RECORDS FOR THE EXERCISE
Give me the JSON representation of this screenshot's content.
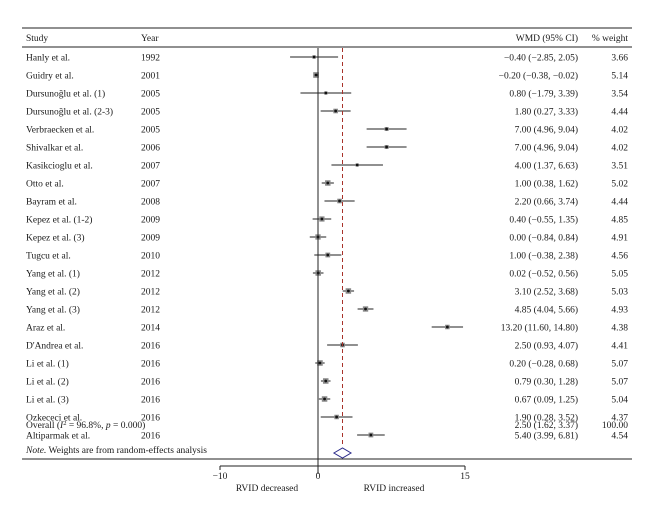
{
  "chart_data": {
    "type": "forest",
    "headers": {
      "study": "Study",
      "year": "Year",
      "effect": "WMD (95% CI)",
      "weight": "% weight"
    },
    "studies": [
      {
        "name": "Hanly et al.",
        "year": "1992",
        "wmd": -0.4,
        "lo": -2.85,
        "hi": 2.05,
        "ci_text": "−0.40 (−2.85, 2.05)",
        "weight": "3.66"
      },
      {
        "name": "Guidry et al.",
        "year": "2001",
        "wmd": -0.2,
        "lo": -0.38,
        "hi": -0.02,
        "ci_text": "−0.20 (−0.38, −0.02)",
        "weight": "5.14"
      },
      {
        "name": "Dursunoğlu et al. (1)",
        "year": "2005",
        "wmd": 0.8,
        "lo": -1.79,
        "hi": 3.39,
        "ci_text": "0.80 (−1.79, 3.39)",
        "weight": "3.54"
      },
      {
        "name": "Dursunoğlu et al. (2-3)",
        "year": "2005",
        "wmd": 1.8,
        "lo": 0.27,
        "hi": 3.33,
        "ci_text": "1.80 (0.27, 3.33)",
        "weight": "4.44"
      },
      {
        "name": "Verbraecken et al.",
        "year": "2005",
        "wmd": 7.0,
        "lo": 4.96,
        "hi": 9.04,
        "ci_text": "7.00 (4.96, 9.04)",
        "weight": "4.02"
      },
      {
        "name": "Shivalkar et al.",
        "year": "2006",
        "wmd": 7.0,
        "lo": 4.96,
        "hi": 9.04,
        "ci_text": "7.00 (4.96, 9.04)",
        "weight": "4.02"
      },
      {
        "name": "Kasikcioglu et al.",
        "year": "2007",
        "wmd": 4.0,
        "lo": 1.37,
        "hi": 6.63,
        "ci_text": "4.00 (1.37, 6.63)",
        "weight": "3.51"
      },
      {
        "name": "Otto et al.",
        "year": "2007",
        "wmd": 1.0,
        "lo": 0.38,
        "hi": 1.62,
        "ci_text": "1.00 (0.38, 1.62)",
        "weight": "5.02"
      },
      {
        "name": "Bayram et al.",
        "year": "2008",
        "wmd": 2.2,
        "lo": 0.66,
        "hi": 3.74,
        "ci_text": "2.20 (0.66, 3.74)",
        "weight": "4.44"
      },
      {
        "name": "Kepez et al. (1-2)",
        "year": "2009",
        "wmd": 0.4,
        "lo": -0.55,
        "hi": 1.35,
        "ci_text": "0.40 (−0.55, 1.35)",
        "weight": "4.85"
      },
      {
        "name": "Kepez et al. (3)",
        "year": "2009",
        "wmd": 0.0,
        "lo": -0.84,
        "hi": 0.84,
        "ci_text": "0.00 (−0.84, 0.84)",
        "weight": "4.91"
      },
      {
        "name": "Tugcu et al.",
        "year": "2010",
        "wmd": 1.0,
        "lo": -0.38,
        "hi": 2.38,
        "ci_text": "1.00 (−0.38, 2.38)",
        "weight": "4.56"
      },
      {
        "name": "Yang et al. (1)",
        "year": "2012",
        "wmd": 0.02,
        "lo": -0.52,
        "hi": 0.56,
        "ci_text": "0.02 (−0.52, 0.56)",
        "weight": "5.05"
      },
      {
        "name": "Yang et al. (2)",
        "year": "2012",
        "wmd": 3.1,
        "lo": 2.52,
        "hi": 3.68,
        "ci_text": "3.10 (2.52, 3.68)",
        "weight": "5.03"
      },
      {
        "name": "Yang et al. (3)",
        "year": "2012",
        "wmd": 4.85,
        "lo": 4.04,
        "hi": 5.66,
        "ci_text": "4.85 (4.04, 5.66)",
        "weight": "4.93"
      },
      {
        "name": "Araz et al.",
        "year": "2014",
        "wmd": 13.2,
        "lo": 11.6,
        "hi": 14.8,
        "ci_text": "13.20 (11.60, 14.80)",
        "weight": "4.38"
      },
      {
        "name": "D'Andrea et al.",
        "year": "2016",
        "wmd": 2.5,
        "lo": 0.93,
        "hi": 4.07,
        "ci_text": "2.50 (0.93, 4.07)",
        "weight": "4.41"
      },
      {
        "name": "Li et al. (1)",
        "year": "2016",
        "wmd": 0.2,
        "lo": -0.28,
        "hi": 0.68,
        "ci_text": "0.20 (−0.28, 0.68)",
        "weight": "5.07"
      },
      {
        "name": "Li et al. (2)",
        "year": "2016",
        "wmd": 0.79,
        "lo": 0.3,
        "hi": 1.28,
        "ci_text": "0.79 (0.30, 1.28)",
        "weight": "5.07"
      },
      {
        "name": "Li et al. (3)",
        "year": "2016",
        "wmd": 0.67,
        "lo": 0.09,
        "hi": 1.25,
        "ci_text": "0.67 (0.09, 1.25)",
        "weight": "5.04"
      },
      {
        "name": "Ozkececi et al.",
        "year": "2016",
        "wmd": 1.9,
        "lo": 0.28,
        "hi": 3.52,
        "ci_text": "1.90 (0.28, 3.52)",
        "weight": "4.37"
      },
      {
        "name": "Altiparmak et al.",
        "year": "2016",
        "wmd": 5.4,
        "lo": 3.99,
        "hi": 6.81,
        "ci_text": "5.40 (3.99, 6.81)",
        "weight": "4.54"
      }
    ],
    "overall": {
      "label_prefix": "Overall (",
      "label_i2": "I",
      "label_sup": "2",
      "label_mid": " = 96.8%, ",
      "label_p": "p",
      "label_end": " = 0.000)",
      "wmd": 2.5,
      "lo": 1.62,
      "hi": 3.37,
      "ci_text": "2.50 (1.62, 3.37)",
      "weight": "100.00"
    },
    "note_label": "Note.",
    "note_text": " Weights are from random-effects analysis",
    "xlim": [
      -10,
      15
    ],
    "x_ticks": [
      {
        "value": -10,
        "label": "−10"
      },
      {
        "value": 0,
        "label": "0"
      },
      {
        "value": 15,
        "label": "15"
      }
    ],
    "x_left_label": "RVID decreased",
    "x_right_label": "RVID increased",
    "null_line": 0,
    "colors": {
      "ci_line": "#222222",
      "marker_box": "#8a8a8a",
      "ref_line": "#a8322a",
      "diamond": "#2a2a8a"
    }
  }
}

REQUIREMENT
Go through the entries above and output them exactly, without pictures.

RESULT OF THIS EXERCISE
Give me the JSON representation of this screenshot's content.
{
  "chart_data": {
    "type": "forest",
    "headers": {
      "study": "Study",
      "year": "Year",
      "effect": "WMD (95% CI)",
      "weight": "% weight"
    },
    "studies": [
      {
        "name": "Hanly et al.",
        "year": "1992",
        "wmd": -0.4,
        "lo": -2.85,
        "hi": 2.05,
        "ci_text": "−0.40 (−2.85, 2.05)",
        "weight": "3.66"
      },
      {
        "name": "Guidry et al.",
        "year": "2001",
        "wmd": -0.2,
        "lo": -0.38,
        "hi": -0.02,
        "ci_text": "−0.20 (−0.38, −0.02)",
        "weight": "5.14"
      },
      {
        "name": "Dursunoğlu et al. (1)",
        "year": "2005",
        "wmd": 0.8,
        "lo": -1.79,
        "hi": 3.39,
        "ci_text": "0.80 (−1.79, 3.39)",
        "weight": "3.54"
      },
      {
        "name": "Dursunoğlu et al. (2-3)",
        "year": "2005",
        "wmd": 1.8,
        "lo": 0.27,
        "hi": 3.33,
        "ci_text": "1.80 (0.27, 3.33)",
        "weight": "4.44"
      },
      {
        "name": "Verbraecken et al.",
        "year": "2005",
        "wmd": 7.0,
        "lo": 4.96,
        "hi": 9.04,
        "ci_text": "7.00 (4.96, 9.04)",
        "weight": "4.02"
      },
      {
        "name": "Shivalkar et al.",
        "year": "2006",
        "wmd": 7.0,
        "lo": 4.96,
        "hi": 9.04,
        "ci_text": "7.00 (4.96, 9.04)",
        "weight": "4.02"
      },
      {
        "name": "Kasikcioglu et al.",
        "year": "2007",
        "wmd": 4.0,
        "lo": 1.37,
        "hi": 6.63,
        "ci_text": "4.00 (1.37, 6.63)",
        "weight": "3.51"
      },
      {
        "name": "Otto et al.",
        "year": "2007",
        "wmd": 1.0,
        "lo": 0.38,
        "hi": 1.62,
        "ci_text": "1.00 (0.38, 1.62)",
        "weight": "5.02"
      },
      {
        "name": "Bayram et al.",
        "year": "2008",
        "wmd": 2.2,
        "lo": 0.66,
        "hi": 3.74,
        "ci_text": "2.20 (0.66, 3.74)",
        "weight": "4.44"
      },
      {
        "name": "Kepez et al. (1-2)",
        "year": "2009",
        "wmd": 0.4,
        "lo": -0.55,
        "hi": 1.35,
        "ci_text": "0.40 (−0.55, 1.35)",
        "weight": "4.85"
      },
      {
        "name": "Kepez et al. (3)",
        "year": "2009",
        "wmd": 0.0,
        "lo": -0.84,
        "hi": 0.84,
        "ci_text": "0.00 (−0.84, 0.84)",
        "weight": "4.91"
      },
      {
        "name": "Tugcu et al.",
        "year": "2010",
        "wmd": 1.0,
        "lo": -0.38,
        "hi": 2.38,
        "ci_text": "1.00 (−0.38, 2.38)",
        "weight": "4.56"
      },
      {
        "name": "Yang et al. (1)",
        "year": "2012",
        "wmd": 0.02,
        "lo": -0.52,
        "hi": 0.56,
        "ci_text": "0.02 (−0.52, 0.56)",
        "weight": "5.05"
      },
      {
        "name": "Yang et al. (2)",
        "year": "2012",
        "wmd": 3.1,
        "lo": 2.52,
        "hi": 3.68,
        "ci_text": "3.10 (2.52, 3.68)",
        "weight": "5.03"
      },
      {
        "name": "Yang et al. (3)",
        "year": "2012",
        "wmd": 4.85,
        "lo": 4.04,
        "hi": 5.66,
        "ci_text": "4.85 (4.04, 5.66)",
        "weight": "4.93"
      },
      {
        "name": "Araz et al.",
        "year": "2014",
        "wmd": 13.2,
        "lo": 11.6,
        "hi": 14.8,
        "ci_text": "13.20 (11.60, 14.80)",
        "weight": "4.38"
      },
      {
        "name": "D'Andrea et al.",
        "year": "2016",
        "wmd": 2.5,
        "lo": 0.93,
        "hi": 4.07,
        "ci_text": "2.50 (0.93, 4.07)",
        "weight": "4.41"
      },
      {
        "name": "Li et al. (1)",
        "year": "2016",
        "wmd": 0.2,
        "lo": -0.28,
        "hi": 0.68,
        "ci_text": "0.20 (−0.28, 0.68)",
        "weight": "5.07"
      },
      {
        "name": "Li et al. (2)",
        "year": "2016",
        "wmd": 0.79,
        "lo": 0.3,
        "hi": 1.28,
        "ci_text": "0.79 (0.30, 1.28)",
        "weight": "5.07"
      },
      {
        "name": "Li et al. (3)",
        "year": "2016",
        "wmd": 0.67,
        "lo": 0.09,
        "hi": 1.25,
        "ci_text": "0.67 (0.09, 1.25)",
        "weight": "5.04"
      },
      {
        "name": "Ozkececi et al.",
        "year": "2016",
        "wmd": 1.9,
        "lo": 0.28,
        "hi": 3.52,
        "ci_text": "1.90 (0.28, 3.52)",
        "weight": "4.37"
      },
      {
        "name": "Altiparmak et al.",
        "year": "2016",
        "wmd": 5.4,
        "lo": 3.99,
        "hi": 6.81,
        "ci_text": "5.40 (3.99, 6.81)",
        "weight": "4.54"
      }
    ],
    "overall": {
      "label_prefix": "Overall (",
      "label_i2": "I",
      "label_sup": "2",
      "label_mid": " = 96.8%, ",
      "label_p": "p",
      "label_end": " = 0.000)",
      "wmd": 2.5,
      "lo": 1.62,
      "hi": 3.37,
      "ci_text": "2.50 (1.62, 3.37)",
      "weight": "100.00"
    },
    "note_label": "Note.",
    "note_text": " Weights are from random-effects analysis",
    "xlim": [
      -10,
      15
    ],
    "x_ticks": [
      {
        "value": -10,
        "label": "−10"
      },
      {
        "value": 0,
        "label": "0"
      },
      {
        "value": 15,
        "label": "15"
      }
    ],
    "x_left_label": "RVID decreased",
    "x_right_label": "RVID increased",
    "null_line": 0,
    "colors": {
      "ci_line": "#222222",
      "marker_box": "#8a8a8a",
      "ref_line": "#a8322a",
      "diamond": "#2a2a8a"
    }
  }
}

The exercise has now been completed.